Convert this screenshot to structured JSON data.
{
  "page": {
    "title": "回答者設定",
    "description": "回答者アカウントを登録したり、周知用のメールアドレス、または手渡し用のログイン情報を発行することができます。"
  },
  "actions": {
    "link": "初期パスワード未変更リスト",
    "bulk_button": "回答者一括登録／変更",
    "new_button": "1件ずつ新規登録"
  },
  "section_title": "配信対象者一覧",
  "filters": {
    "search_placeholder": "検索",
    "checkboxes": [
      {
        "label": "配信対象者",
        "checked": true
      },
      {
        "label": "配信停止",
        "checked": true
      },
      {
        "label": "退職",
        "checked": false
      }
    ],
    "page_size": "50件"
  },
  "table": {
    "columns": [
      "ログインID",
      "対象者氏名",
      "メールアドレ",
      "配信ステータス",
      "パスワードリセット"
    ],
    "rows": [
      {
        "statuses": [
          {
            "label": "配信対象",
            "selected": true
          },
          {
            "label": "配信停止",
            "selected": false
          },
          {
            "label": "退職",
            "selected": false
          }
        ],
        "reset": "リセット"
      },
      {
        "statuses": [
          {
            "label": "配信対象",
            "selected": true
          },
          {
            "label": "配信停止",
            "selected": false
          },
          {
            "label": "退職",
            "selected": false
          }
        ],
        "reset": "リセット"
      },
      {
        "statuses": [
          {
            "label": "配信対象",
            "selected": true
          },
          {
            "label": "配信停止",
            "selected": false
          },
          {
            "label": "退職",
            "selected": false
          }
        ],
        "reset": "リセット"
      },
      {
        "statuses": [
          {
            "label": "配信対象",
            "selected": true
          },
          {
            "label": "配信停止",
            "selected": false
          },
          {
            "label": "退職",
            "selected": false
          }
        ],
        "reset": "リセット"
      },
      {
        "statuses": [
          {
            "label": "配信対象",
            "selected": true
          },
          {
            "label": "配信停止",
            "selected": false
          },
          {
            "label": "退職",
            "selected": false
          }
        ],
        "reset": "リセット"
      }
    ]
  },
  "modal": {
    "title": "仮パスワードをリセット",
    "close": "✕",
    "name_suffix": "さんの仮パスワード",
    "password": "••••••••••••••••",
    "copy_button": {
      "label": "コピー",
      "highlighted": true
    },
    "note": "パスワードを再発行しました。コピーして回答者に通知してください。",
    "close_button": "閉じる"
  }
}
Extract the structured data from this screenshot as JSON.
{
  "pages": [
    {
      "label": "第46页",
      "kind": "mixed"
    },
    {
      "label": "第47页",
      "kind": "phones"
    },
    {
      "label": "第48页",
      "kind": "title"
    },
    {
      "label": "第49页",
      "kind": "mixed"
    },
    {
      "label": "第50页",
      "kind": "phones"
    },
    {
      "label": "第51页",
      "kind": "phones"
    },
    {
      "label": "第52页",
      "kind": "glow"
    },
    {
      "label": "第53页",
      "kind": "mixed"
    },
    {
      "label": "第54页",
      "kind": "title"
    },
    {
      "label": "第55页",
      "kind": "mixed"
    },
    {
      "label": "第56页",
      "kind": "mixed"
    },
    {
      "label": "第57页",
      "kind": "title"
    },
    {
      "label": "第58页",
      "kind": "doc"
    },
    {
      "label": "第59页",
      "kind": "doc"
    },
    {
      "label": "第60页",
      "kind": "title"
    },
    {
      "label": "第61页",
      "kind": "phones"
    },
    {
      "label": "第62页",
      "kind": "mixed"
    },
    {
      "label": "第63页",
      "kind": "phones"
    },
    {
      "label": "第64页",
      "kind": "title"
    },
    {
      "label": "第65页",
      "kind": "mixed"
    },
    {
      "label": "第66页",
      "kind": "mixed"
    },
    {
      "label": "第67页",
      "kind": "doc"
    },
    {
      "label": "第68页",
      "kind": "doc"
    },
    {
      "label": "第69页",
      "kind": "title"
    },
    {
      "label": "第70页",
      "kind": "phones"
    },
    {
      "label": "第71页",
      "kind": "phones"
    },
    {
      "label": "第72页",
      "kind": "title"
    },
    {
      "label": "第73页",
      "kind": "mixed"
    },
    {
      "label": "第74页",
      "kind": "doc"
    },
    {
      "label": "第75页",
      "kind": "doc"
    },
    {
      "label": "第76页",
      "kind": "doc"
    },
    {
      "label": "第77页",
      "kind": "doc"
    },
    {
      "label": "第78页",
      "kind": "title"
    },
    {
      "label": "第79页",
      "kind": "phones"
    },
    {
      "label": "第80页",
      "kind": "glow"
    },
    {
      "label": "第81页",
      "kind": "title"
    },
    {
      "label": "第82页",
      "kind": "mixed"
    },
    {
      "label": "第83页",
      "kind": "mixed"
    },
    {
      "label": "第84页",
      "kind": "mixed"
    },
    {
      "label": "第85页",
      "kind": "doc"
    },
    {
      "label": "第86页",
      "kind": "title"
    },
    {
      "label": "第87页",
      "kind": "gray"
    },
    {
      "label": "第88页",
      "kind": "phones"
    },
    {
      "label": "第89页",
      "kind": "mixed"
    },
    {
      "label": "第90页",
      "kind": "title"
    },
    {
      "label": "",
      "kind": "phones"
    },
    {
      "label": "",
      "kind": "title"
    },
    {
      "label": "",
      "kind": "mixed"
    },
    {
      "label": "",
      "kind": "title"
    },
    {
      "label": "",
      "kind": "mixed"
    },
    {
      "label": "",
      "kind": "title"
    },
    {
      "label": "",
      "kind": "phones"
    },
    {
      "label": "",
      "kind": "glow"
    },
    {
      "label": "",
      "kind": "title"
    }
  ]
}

_Do this_. Of all the lines above, how many contain the word "data"? Give the number and nothing else.

_Solution for this exercise_. 2